The problem: Search the data for the word "opposite" and copy every line that contains it.

[Stored data entries]
**********

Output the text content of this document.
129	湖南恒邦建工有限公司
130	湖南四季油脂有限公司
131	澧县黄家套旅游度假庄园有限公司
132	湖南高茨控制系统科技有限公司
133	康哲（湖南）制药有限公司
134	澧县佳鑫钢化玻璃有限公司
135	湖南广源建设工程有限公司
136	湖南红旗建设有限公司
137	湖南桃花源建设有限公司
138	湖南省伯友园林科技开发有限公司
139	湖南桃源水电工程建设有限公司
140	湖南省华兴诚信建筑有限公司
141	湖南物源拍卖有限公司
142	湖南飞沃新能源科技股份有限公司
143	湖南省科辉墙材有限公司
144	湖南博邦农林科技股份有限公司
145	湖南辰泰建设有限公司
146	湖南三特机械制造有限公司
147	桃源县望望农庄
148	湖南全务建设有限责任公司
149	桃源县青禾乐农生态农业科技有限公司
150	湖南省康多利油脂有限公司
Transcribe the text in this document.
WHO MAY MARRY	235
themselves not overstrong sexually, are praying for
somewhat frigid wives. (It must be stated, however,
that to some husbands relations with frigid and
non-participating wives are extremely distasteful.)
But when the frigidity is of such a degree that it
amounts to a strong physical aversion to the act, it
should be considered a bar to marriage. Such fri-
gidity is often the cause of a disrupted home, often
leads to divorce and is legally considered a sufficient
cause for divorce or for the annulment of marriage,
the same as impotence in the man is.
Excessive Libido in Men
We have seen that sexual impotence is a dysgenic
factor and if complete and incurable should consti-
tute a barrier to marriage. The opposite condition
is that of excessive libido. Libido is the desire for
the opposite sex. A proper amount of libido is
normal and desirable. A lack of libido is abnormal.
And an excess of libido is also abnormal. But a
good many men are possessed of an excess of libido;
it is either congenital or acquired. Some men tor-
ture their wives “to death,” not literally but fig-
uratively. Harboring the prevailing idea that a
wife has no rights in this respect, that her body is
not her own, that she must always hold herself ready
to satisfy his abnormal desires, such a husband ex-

**********

Response below:
tute a barrier to marriage. The opposite condition
the opposite sex. A proper amount of libido is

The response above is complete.